## GIVEN INSTRUCTION
Write out, precisely and in full, each line of the material.

## Stored dataset items

──────────────────────────────

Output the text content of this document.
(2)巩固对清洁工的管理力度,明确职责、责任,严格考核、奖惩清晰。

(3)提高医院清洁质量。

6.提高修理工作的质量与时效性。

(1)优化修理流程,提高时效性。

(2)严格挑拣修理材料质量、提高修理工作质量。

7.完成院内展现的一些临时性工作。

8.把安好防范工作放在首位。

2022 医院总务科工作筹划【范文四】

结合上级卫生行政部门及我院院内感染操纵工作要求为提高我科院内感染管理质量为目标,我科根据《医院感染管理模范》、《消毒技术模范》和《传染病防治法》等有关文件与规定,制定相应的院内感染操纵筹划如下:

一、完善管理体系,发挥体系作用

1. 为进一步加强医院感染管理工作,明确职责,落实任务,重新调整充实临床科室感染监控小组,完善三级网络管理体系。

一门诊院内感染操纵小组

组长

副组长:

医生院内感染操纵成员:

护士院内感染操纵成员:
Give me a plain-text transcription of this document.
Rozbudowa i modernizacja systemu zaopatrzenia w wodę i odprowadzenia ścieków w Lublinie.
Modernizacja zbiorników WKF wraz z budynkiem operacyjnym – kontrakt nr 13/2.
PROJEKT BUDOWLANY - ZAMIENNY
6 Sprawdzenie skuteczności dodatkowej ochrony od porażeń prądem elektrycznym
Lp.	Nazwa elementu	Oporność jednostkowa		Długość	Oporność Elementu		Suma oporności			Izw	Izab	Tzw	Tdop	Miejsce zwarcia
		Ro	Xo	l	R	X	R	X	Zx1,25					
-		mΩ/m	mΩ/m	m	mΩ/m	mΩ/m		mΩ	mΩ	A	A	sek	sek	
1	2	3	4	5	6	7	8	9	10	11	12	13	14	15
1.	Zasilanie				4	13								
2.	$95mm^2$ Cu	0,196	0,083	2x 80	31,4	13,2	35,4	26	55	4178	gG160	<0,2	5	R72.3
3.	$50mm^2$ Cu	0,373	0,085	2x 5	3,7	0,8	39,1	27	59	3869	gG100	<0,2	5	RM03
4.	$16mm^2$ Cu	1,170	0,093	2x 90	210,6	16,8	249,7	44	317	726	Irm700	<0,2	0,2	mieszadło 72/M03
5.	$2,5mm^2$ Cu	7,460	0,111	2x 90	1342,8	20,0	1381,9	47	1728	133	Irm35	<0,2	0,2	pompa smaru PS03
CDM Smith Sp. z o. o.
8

──────────────────────────────

## RESULT OF THIS EXERCISE
Output the text content of this document.
(2)巩固对清洁工的管理力度,明确职责、责任,严格考核、奖惩清晰。

(3)提高医院清洁质量。

6.提高修理工作的质量与时效性。

(1)优化修理流程,提高时效性。

(2)严格挑拣修理材料质量、提高修理工作质量。

7.完成院内展现的一些临时性工作。

8.把安好防范工作放在首位。

2022 医院总务科工作筹划【范文四】

结合上级卫生行政部门及我院院内感染操纵工作要求为提高我科院内感染管理质量为目标,我科根据《医院感染管理模范》、《消毒技术模范》和《传染病防治法》等有关文件与规定,制定相应的院内感染操纵筹划如下:

一、完善管理体系,发挥体系作用

1. 为进一步加强医院感染管理工作,明确职责,落实任务,重新调整充实临床科室感染监控小组,完善三级网络管理体系。

一门诊院内感染操纵小组

组长

副组长:

医生院内感染操纵成员:

护士院内感染操纵成员:
Give me a plain-text transcription of this document.
Rozbudowa i modernizacja systemu zaopatrzenia w wodę i odprowadzenia ścieków w Lublinie.
Modernizacja zbiorników WKF wraz z budynkiem operacyjnym – kontrakt nr 13/2.
PROJEKT BUDOWLANY - ZAMIENNY
6 Sprawdzenie skuteczności dodatkowej ochrony od porażeń prądem elektrycznym
Lp.	Nazwa elementu	Oporność jednostkowa		Długość	Oporność Elementu		Suma oporności			Izw	Izab	Tzw	Tdop	Miejsce zwarcia
		Ro	Xo	l	R	X	R	X	Zx1,25					
-		mΩ/m	mΩ/m	m	mΩ/m	mΩ/m		mΩ	mΩ	A	A	sek	sek	
1	2	3	4	5	6	7	8	9	10	11	12	13	14	15
1.	Zasilanie				4	13								
2.	$95mm^2$ Cu	0,196	0,083	2x 80	31,4	13,2	35,4	26	55	4178	gG160	<0,2	5	R72.3
3.	$50mm^2$ Cu	0,373	0,085	2x 5	3,7	0,8	39,1	27	59	3869	gG100	<0,2	5	RM03
4.	$16mm^2$ Cu	1,170	0,093	2x 90	210,6	16,8	249,7	44	317	726	Irm700	<0,2	0,2	mieszadło 72/M03
5.	$2,5mm^2$ Cu	7,460	0,111	2x 90	1342,8	20,0	1381,9	47	1728	133	Irm35	<0,2	0,2	pompa smaru PS03
CDM Smith Sp. z o. o.
8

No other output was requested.